'''

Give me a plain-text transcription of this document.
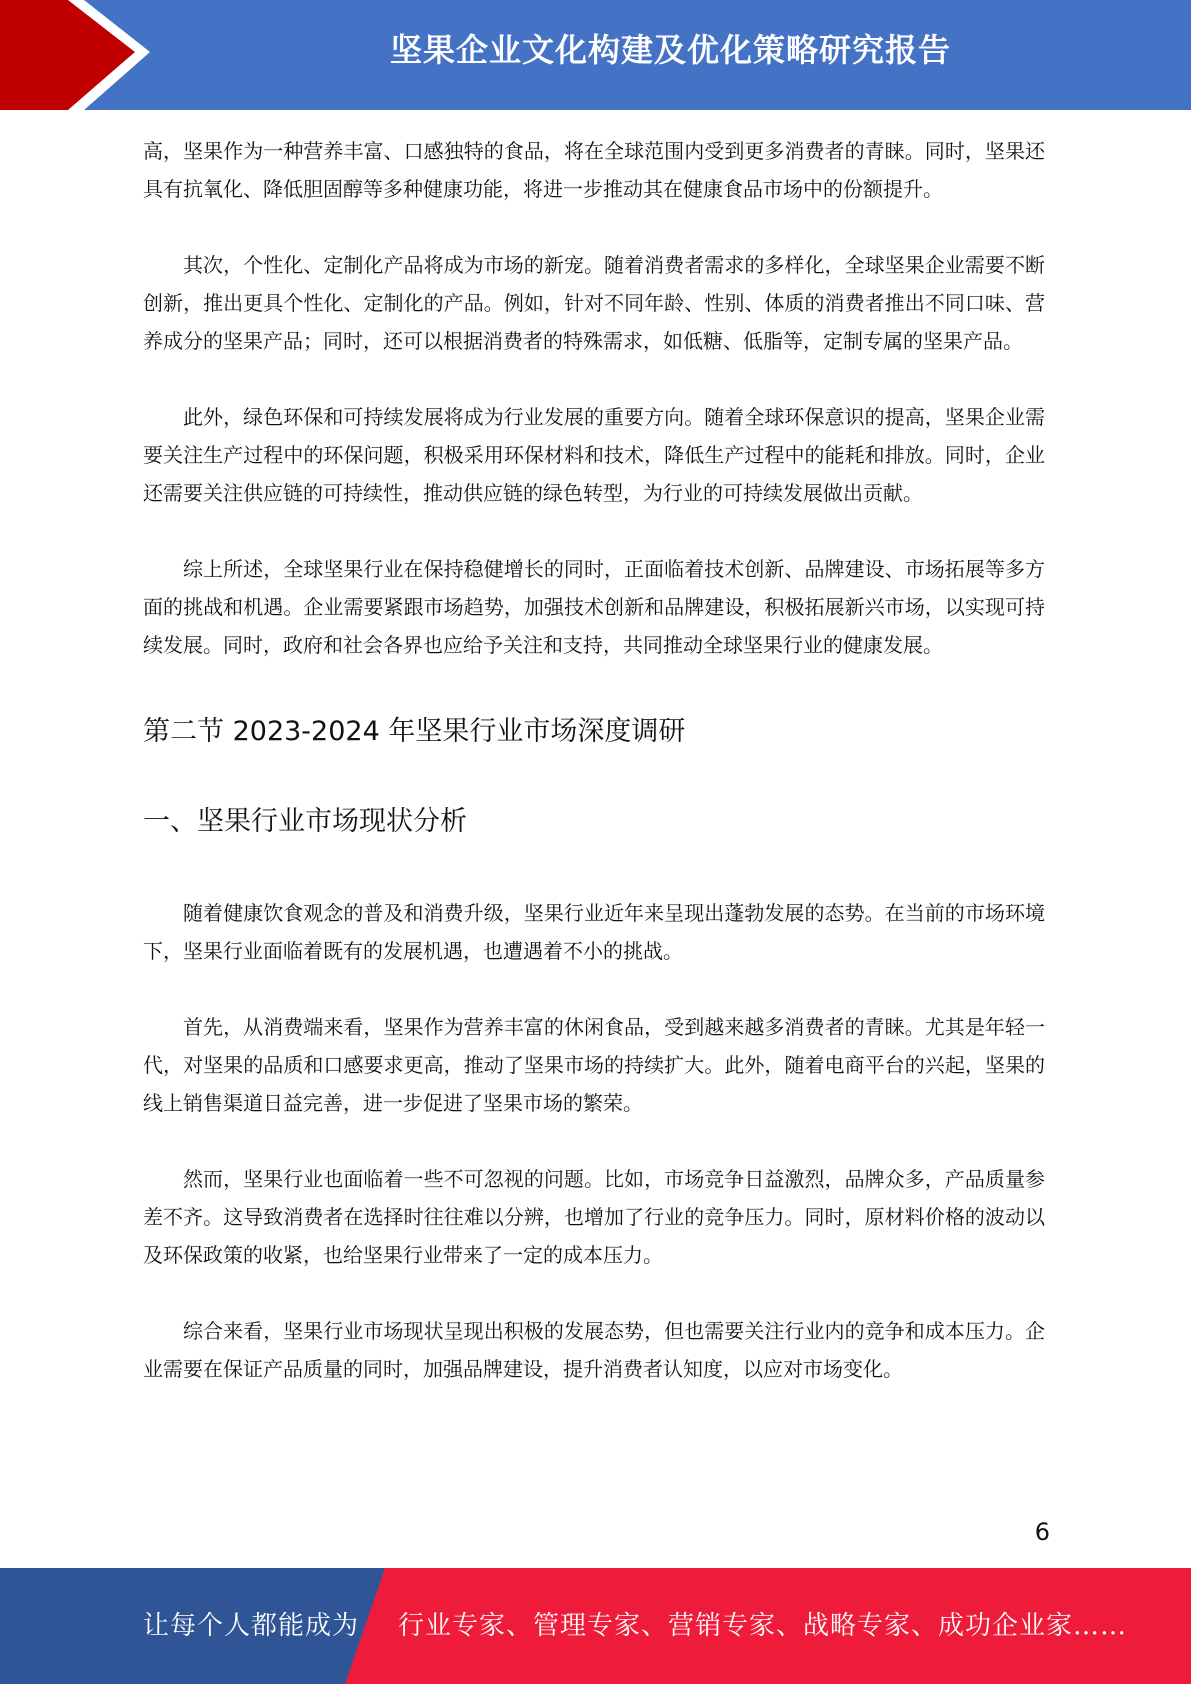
坚果企业文化构建及优化策略研究报告

高，坚果作为一种营养丰富、口感独特的食品，将在全球范围内受到更多消费者的青睐。同时，坚果还具有抗氧化、降低胆固醇等多种健康功能，将进一步推动其在健康食品市场中的份额提升。

其次，个性化、定制化产品将成为市场的新宠。随着消费者需求的多样化，全球坚果企业需要不断创新，推出更具个性化、定制化的产品。例如，针对不同年龄、性别、体质的消费者推出不同口味、营养成分的坚果产品；同时，还可以根据消费者的特殊需求，如低糖、低脂等，定制专属的坚果产品。

此外，绿色环保和可持续发展将成为行业发展的重要方向。随着全球环保意识的提高，坚果企业需要关注生产过程中的环保问题，积极采用环保材料和技术，降低生产过程中的能耗和排放。同时，企业还需要关注供应链的可持续性，推动供应链的绿色转型，为行业的可持续发展做出贡献。

综上所述，全球坚果行业在保持稳健增长的同时，正面临着技术创新、品牌建设、市场拓展等多方面的挑战和机遇。企业需要紧跟市场趋势，加强技术创新和品牌建设，积极拓展新兴市场，以实现可持续发展。同时，政府和社会各界也应给予关注和支持，共同推动全球坚果行业的健康发展。

第二节 2023-2024 年坚果行业市场深度调研
一、坚果行业市场现状分析

随着健康饮食观念的普及和消费升级，坚果行业近年来呈现出蓬勃发展的态势。在当前的市场环境下，坚果行业面临着既有的发展机遇，也遭遇着不小的挑战。

首先，从消费端来看，坚果作为营养丰富的休闲食品，受到越来越多消费者的青睐。尤其是年轻一代，对坚果的品质和口感要求更高，推动了坚果市场的持续扩大。此外，随着电商平台的兴起，坚果的线上销售渠道日益完善，进一步促进了坚果市场的繁荣。

然而，坚果行业也面临着一些不可忽视的问题。比如，市场竞争日益激烈，品牌众多，产品质量参差不齐。这导致消费者在选择时往往难以分辨，也增加了行业的竞争压力。同时，原材料价格的波动以及环保政策的收紧，也给坚果行业带来了一定的成本压力。

综合来看，坚果行业市场现状呈现出积极的发展态势，但也需要关注行业内的竞争和成本压力。企业需要在保证产品质量的同时，加强品牌建设，提升消费者认知度，以应对市场变化。

6
让每个人都能成为 行业专家、管理专家、营销专家、战略专家、成功企业家……
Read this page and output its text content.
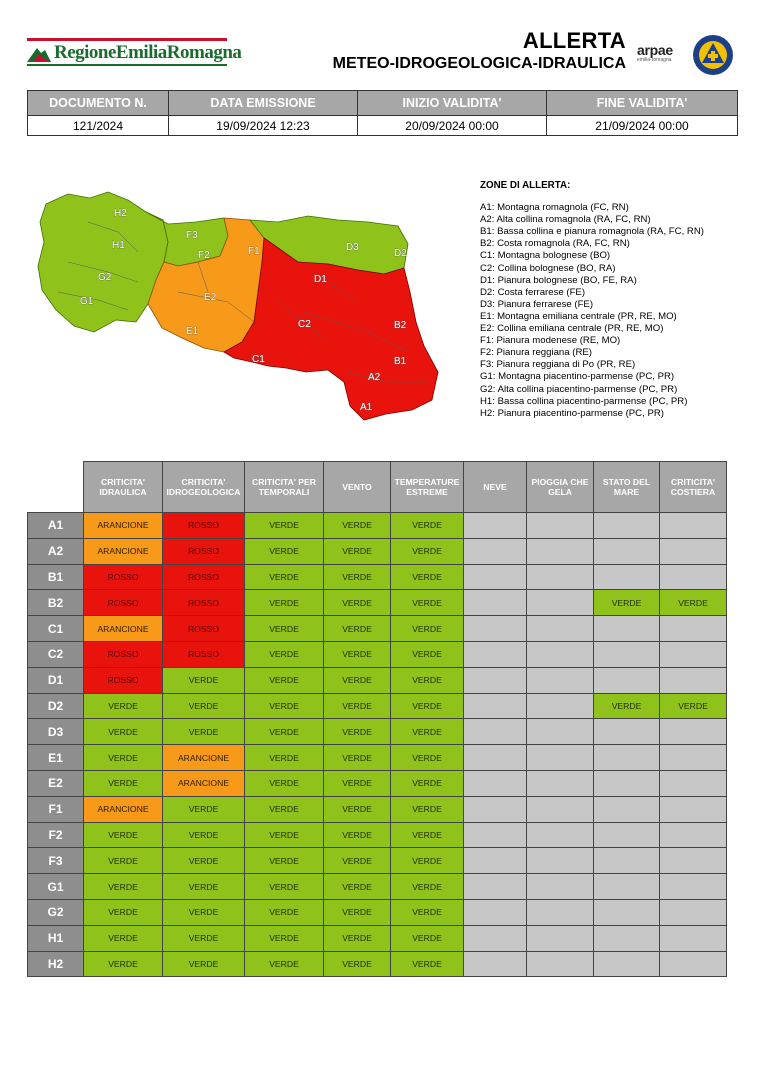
RegioneEmiliaRomagna	ALLERTA
METEO-IDROGEOLOGICA-IDRAULICA
arpae
emilia-romagna
DOCUMENTO N.	DATA EMISSIONE	INIZIO VALIDITA'	FINE VALIDITA'
121/2024	19/09/2024 12:23	20/09/2024 00:00	21/09/2024 00:00
H2
H1
G2
G1
F3
F2	F1
E2
E1
D3
D2
D1
C2
C1
B2
B1
A2
A1
ZONE DI ALLERTA:
A1: Montagna romagnola (FC, RN)
A2: Alta collina romagnola (RA, FC, RN)
B1: Bassa collina e pianura romagnola (RA, FC, RN)
B2: Costa romagnola (RA, FC, RN)
C1: Montagna bolognese (BO)
C2: Collina bolognese (BO, RA)
D1: Pianura bolognese (BO, FE, RA)
D2: Costa ferrarese (FE)
D3: Pianura ferrarese (FE)
E1: Montagna emiliana centrale (PR, RE, MO)
E2: Collina emiliana centrale (PR, RE, MO)
F1: Pianura modenese (RE, MO)
F2: Pianura reggiana (RE)
F3: Pianura reggiana di Po (PR, RE)
G1: Montagna piacentino-parmense (PC, PR)
G2: Alta collina piacentino-parmense (PC, PR)
H1: Bassa collina piacentino-parmense (PC, PR)
H2: Pianura piacentino-parmense (PC, PR)
	CRITICITA' IDRAULICA	CRITICITA' IDROGEOLOGICA	CRITICITA' PER TEMPORALI	VENTO	TEMPERATURE ESTREME	NEVE	PIOGGIA CHE GELA	STATO DEL MARE	CRITICITA' COSTIERA
A1	ARANCIONE	ROSSO	VERDE	VERDE	VERDE				
A2	ARANCIONE	ROSSO	VERDE	VERDE	VERDE				
B1	ROSSO	ROSSO	VERDE	VERDE	VERDE				
B2	ROSSO	ROSSO	VERDE	VERDE	VERDE			VERDE	VERDE
C1	ARANCIONE	ROSSO	VERDE	VERDE	VERDE				
C2	ROSSO	ROSSO	VERDE	VERDE	VERDE				
D1	ROSSO	VERDE	VERDE	VERDE	VERDE				
D2	VERDE	VERDE	VERDE	VERDE	VERDE			VERDE	VERDE
D3	VERDE	VERDE	VERDE	VERDE	VERDE				
E1	VERDE	ARANCIONE	VERDE	VERDE	VERDE				
E2	VERDE	ARANCIONE	VERDE	VERDE	VERDE				
F1	ARANCIONE	VERDE	VERDE	VERDE	VERDE				
F2	VERDE	VERDE	VERDE	VERDE	VERDE				
F3	VERDE	VERDE	VERDE	VERDE	VERDE				
G1	VERDE	VERDE	VERDE	VERDE	VERDE				
G2	VERDE	VERDE	VERDE	VERDE	VERDE				
H1	VERDE	VERDE	VERDE	VERDE	VERDE				
H2	VERDE	VERDE	VERDE	VERDE	VERDE				
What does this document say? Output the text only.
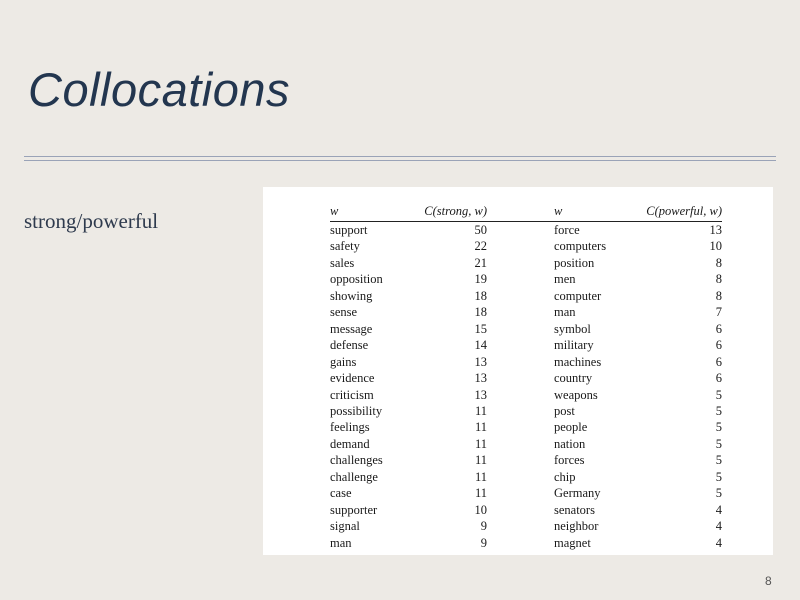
Collocations
strong/powerful	w	C(strong, w)		w	C(powerful, w)
support	50		force	13
safety	22		computers	10
sales	21		position	8
opposition	19		men	8
showing	18		computer	8
sense	18		man	7
message	15		symbol	6
defense	14		military	6
gains	13		machines	6
evidence	13		country	6
criticism	13		weapons	5
possibility	11		post	5
feelings	11		people	5
demand	11		nation	5
challenges	11		forces	5
challenge	11		chip	5
case	11		Germany	5
supporter	10		senators	4
signal	9		neighbor	4
man	9		magnet	4
8
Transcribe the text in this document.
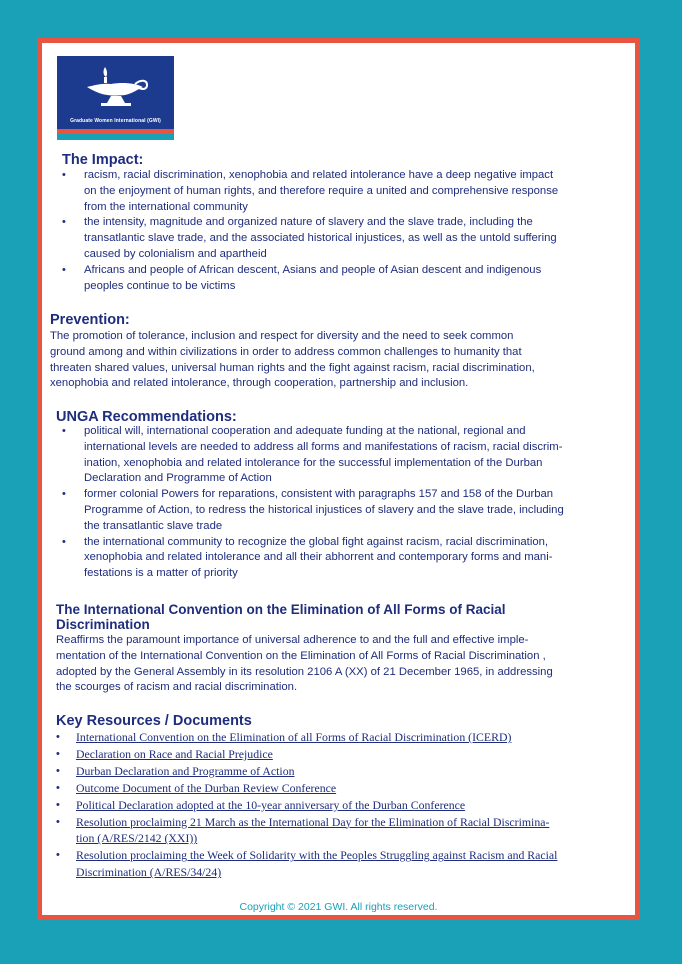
Graduate Women International (GWI)
The Impact:
• racism, racial discrimination, xenophobia and related intolerance have a deep negative impact
on the enjoyment of human rights, and therefore require a united and comprehensive response
from the international community
• the intensity, magnitude and organized nature of slavery and the slave trade, including the
transatlantic slave trade, and the associated historical injustices, as well as the untold suffering
caused by colonialism and apartheid
• Africans and people of African descent, Asians and people of Asian descent and indigenous
peoples continue to be victims
Prevention:
The promotion of tolerance, inclusion and respect for diversity and the need to seek common
ground among and within civilizations in order to address common challenges to humanity that
threaten shared values, universal human rights and the fight against racism, racial discrimination,
xenophobia and related intolerance, through cooperation, partnership and inclusion.
UNGA Recommendations:
• political will, international cooperation and adequate funding at the national, regional and
international levels are needed to address all forms and manifestations of racism, racial discrim-
ination, xenophobia and related intolerance for the successful implementation of the Durban
Declaration and Programme of Action
• former colonial Powers for reparations, consistent with paragraphs 157 and 158 of the Durban
Programme of Action, to redress the historical injustices of slavery and the slave trade, including
the transatlantic slave trade
• the international community to recognize the global fight against racism, racial discrimination,
xenophobia and related intolerance and all their abhorrent and contemporary forms and mani-
festations is a matter of priority
The International Convention on the Elimination of All Forms of Racial
Discrimination
Reaffirms the paramount importance of universal adherence to and the full and effective imple-
mentation of the International Convention on the Elimination of All Forms of Racial Discrimination ,
adopted by the General Assembly in its resolution 2106 A (XX) of 21 December 1965, in addressing
the scourges of racism and racial discrimination.
Key Resources / Documents
• International Convention on the Elimination of all Forms of Racial Discrimination (ICERD)
• Declaration on Race and Racial Prejudice
• Durban Declaration and Programme of Action
• Outcome Document of the Durban Review Conference
• Political Declaration adopted at the 10-year anniversary of the Durban Conference
• Resolution proclaiming 21 March as the International Day for the Elimination of Racial Discrimina-
tion (A/RES/2142 (XXI))
• Resolution proclaiming the Week of Solidarity with the Peoples Struggling against Racism and Racial
Discrimination (A/RES/34/24)
Copyright © 2021 GWI. All rights reserved.
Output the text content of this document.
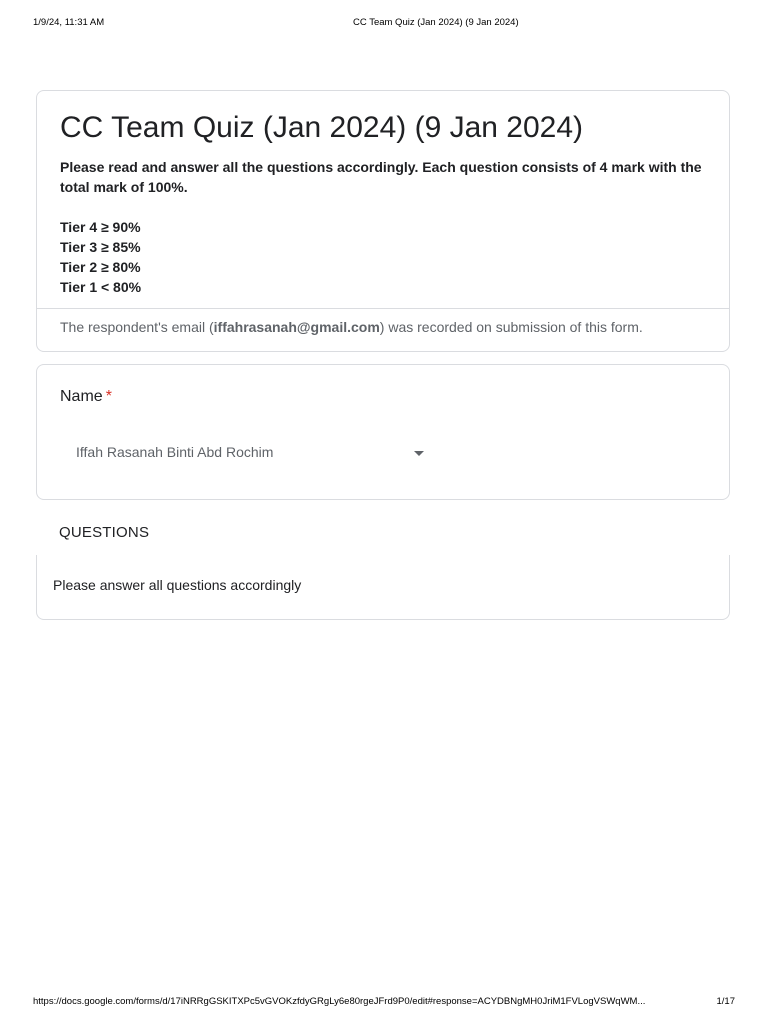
1/9/24, 11:31 AM	CC Team Quiz (Jan 2024) (9 Jan 2024)
CC Team Quiz (Jan 2024) (9 Jan 2024)

Please read and answer all the questions accordingly. Each question consists of 4 mark with the total mark of 100%.

Tier 4 ≥ 90%
Tier 3 ≥ 85%
Tier 2 ≥ 80%
Tier 1 < 80%
The respondent's email (iffahrasanah@gmail.com) was recorded on submission of this form.
Name *
Iffah Rasanah Binti Abd Rochim
QUESTIONS
Please answer all questions accordingly
https://docs.google.com/forms/d/17iNRRgGSKITXPc5vGVOKzfdyGRgLy6e80rgeJFrd9P0/edit#response=ACYDBNgMH0JriM1FVLogVSWqWM...	1/17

'''

Look above for every line with the word "intolerance" and copy it.

* [Response]:
• racism, racial discrimination, xenophobia and related intolerance have a deep negative impact
xenophobia and related intolerance, through cooperation, partnership and inclusion.
ination, xenophobia and related intolerance for the successful implementation of the Durban
xenophobia and related intolerance and all their abhorrent and contemporary forms and mani-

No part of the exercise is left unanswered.